Required task:
Each line that holds the string "проектной" counts once; say how many such lines there are and add nothing.

Material for this task:
[Start]

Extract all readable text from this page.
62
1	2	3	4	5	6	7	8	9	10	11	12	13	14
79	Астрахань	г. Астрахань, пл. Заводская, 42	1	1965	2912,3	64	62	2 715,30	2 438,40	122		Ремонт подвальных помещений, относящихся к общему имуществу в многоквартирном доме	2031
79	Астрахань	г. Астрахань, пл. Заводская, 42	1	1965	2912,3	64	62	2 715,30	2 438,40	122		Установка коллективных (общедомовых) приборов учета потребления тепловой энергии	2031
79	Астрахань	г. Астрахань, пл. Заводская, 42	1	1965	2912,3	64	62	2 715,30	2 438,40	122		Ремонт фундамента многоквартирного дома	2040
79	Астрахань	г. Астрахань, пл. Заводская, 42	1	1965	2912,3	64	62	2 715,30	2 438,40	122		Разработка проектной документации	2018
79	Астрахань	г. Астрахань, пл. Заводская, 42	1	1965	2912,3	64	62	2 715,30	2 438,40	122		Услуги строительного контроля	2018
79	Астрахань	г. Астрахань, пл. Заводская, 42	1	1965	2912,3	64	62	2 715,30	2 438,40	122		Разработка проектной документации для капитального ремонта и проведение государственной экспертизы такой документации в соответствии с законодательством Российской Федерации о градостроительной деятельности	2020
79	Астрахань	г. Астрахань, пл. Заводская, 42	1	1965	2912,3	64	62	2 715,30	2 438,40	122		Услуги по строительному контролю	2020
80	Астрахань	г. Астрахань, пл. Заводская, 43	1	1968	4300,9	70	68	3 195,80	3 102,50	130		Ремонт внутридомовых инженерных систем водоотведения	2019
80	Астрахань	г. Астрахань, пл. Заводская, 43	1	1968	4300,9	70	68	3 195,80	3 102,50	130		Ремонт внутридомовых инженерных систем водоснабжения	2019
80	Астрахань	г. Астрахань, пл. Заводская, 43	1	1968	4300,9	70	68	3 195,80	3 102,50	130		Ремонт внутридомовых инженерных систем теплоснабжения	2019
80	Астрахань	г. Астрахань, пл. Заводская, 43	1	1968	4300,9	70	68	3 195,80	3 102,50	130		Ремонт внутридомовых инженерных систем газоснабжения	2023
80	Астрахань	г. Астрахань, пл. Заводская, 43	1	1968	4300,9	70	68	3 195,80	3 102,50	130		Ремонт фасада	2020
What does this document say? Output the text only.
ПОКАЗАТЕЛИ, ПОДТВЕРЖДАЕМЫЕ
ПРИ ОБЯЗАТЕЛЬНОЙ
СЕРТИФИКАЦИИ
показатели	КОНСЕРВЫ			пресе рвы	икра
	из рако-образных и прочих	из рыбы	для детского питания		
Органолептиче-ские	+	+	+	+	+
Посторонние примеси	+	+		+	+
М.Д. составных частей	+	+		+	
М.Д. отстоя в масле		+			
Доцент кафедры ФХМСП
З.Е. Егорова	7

[End]

Complete answer:
2